From the data that follows, copy every line holding the string "직업체험".

Data entries:

** BEGIN **

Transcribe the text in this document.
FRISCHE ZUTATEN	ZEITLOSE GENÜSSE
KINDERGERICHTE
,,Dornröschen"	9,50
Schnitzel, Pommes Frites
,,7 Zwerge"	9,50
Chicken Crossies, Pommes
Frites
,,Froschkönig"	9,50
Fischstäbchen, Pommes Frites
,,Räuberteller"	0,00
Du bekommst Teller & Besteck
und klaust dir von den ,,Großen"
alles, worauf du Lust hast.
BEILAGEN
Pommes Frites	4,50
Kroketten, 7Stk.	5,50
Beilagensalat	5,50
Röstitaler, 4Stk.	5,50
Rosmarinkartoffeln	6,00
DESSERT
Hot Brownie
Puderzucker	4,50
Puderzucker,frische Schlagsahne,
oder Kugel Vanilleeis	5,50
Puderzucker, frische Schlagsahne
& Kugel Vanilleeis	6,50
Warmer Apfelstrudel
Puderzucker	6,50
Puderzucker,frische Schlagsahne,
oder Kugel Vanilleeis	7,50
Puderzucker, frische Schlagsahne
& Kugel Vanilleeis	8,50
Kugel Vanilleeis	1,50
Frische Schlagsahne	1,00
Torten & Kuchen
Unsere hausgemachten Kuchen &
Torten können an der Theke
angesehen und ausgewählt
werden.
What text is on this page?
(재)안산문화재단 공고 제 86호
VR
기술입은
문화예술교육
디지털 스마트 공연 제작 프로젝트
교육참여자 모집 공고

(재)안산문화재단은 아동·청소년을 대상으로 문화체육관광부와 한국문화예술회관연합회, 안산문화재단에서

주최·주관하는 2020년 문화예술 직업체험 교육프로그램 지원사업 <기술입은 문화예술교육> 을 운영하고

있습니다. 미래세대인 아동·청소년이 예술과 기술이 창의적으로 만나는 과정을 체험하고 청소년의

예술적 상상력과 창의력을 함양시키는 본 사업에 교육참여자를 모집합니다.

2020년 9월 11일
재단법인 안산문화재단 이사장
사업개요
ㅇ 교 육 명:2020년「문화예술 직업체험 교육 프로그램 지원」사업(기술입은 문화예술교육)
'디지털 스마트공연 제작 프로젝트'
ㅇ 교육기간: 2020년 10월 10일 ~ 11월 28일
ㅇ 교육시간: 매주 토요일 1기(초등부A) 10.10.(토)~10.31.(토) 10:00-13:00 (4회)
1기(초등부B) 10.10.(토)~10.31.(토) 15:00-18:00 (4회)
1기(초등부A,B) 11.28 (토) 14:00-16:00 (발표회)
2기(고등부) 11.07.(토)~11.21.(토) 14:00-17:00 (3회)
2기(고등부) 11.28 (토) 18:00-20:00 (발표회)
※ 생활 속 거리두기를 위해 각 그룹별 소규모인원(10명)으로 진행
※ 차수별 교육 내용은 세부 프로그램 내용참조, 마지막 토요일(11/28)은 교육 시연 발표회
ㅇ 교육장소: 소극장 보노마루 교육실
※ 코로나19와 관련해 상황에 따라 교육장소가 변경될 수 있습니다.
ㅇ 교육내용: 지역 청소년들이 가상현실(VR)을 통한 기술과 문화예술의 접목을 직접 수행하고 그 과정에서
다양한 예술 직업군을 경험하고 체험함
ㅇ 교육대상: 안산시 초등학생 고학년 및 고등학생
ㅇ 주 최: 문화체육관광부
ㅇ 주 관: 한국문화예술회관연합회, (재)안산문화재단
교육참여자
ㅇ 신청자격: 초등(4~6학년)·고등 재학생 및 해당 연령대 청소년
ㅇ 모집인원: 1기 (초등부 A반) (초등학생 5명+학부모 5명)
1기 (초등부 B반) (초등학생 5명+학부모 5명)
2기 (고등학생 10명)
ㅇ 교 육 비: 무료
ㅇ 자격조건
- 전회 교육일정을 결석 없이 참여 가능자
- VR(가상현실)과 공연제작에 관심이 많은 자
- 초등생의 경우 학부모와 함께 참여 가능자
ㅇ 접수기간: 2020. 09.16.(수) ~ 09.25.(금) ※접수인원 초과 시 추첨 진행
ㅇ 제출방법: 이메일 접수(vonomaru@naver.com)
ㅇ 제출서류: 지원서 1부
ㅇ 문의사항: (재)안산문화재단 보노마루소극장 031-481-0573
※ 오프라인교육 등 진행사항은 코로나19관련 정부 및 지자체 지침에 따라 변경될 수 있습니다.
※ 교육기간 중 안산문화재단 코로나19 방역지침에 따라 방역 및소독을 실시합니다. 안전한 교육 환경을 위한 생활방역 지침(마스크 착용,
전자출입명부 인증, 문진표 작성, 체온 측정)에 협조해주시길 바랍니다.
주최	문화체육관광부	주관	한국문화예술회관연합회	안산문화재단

** END **

Answer:
주최·주관하는 2020년 문화예술 직업체험 교육프로그램 지원사업 <기술입은 문화예술교육> 을 운영하고
ㅇ 교 육 명:2020년「문화예술 직업체험 교육 프로그램 지원」사업(기술입은 문화예술교육)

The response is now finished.